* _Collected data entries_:

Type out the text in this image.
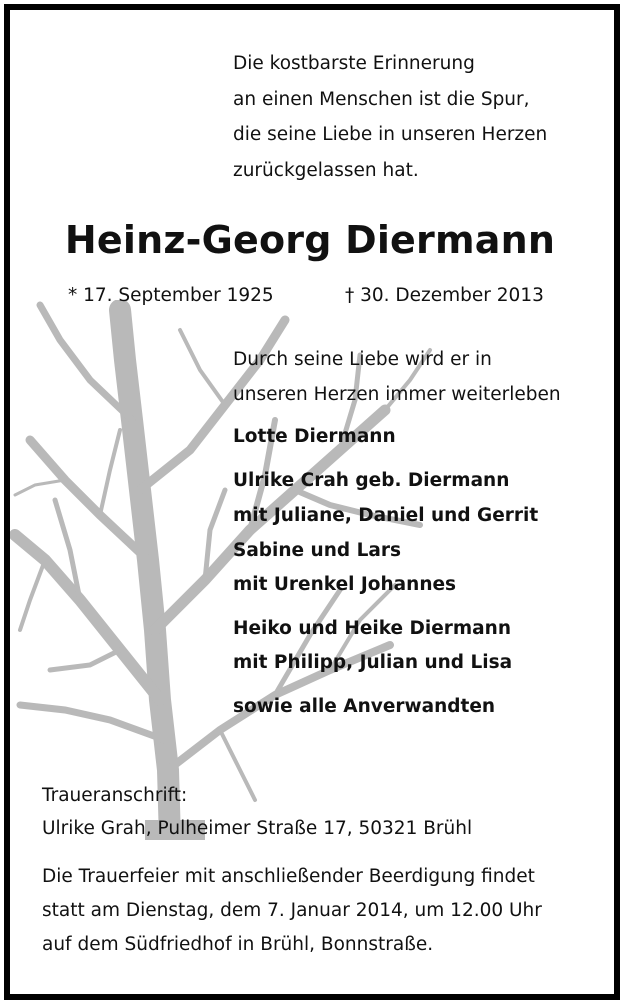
Die kostbarste Erinnerung
an einen Menschen ist die Spur,
die seine Liebe in unseren Herzen
zurückgelassen hat.
Heinz-Georg Diermann
* 17. September 1925	† 30. Dezember 2013
Durch seine Liebe wird er in
unseren Herzen immer weiterleben
Lotte Diermann
Ulrike Crah geb. Diermann
mit Juliane, Daniel und Gerrit
Sabine und Lars
mit Urenkel Johannes
Heiko und Heike Diermann
mit Philipp, Julian und Lisa
sowie alle Anverwandten
Traueranschrift:
Ulrike Grah, Pulheimer Straße 17, 50321 Brühl
Die Trauerfeier mit anschließender Beerdigung findet
statt am Dienstag, dem 7. Januar 2014, um 12.00 Uhr
auf dem Südfriedhof in Brühl, Bonnstraße.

* _WHAT NEEDS TO BE DONE_: Of the lines above, copy each that contains "Liebe".

* _SOLUTION TO THE EXERCISE_:
die seine Liebe in unseren Herzen
Durch seine Liebe wird er in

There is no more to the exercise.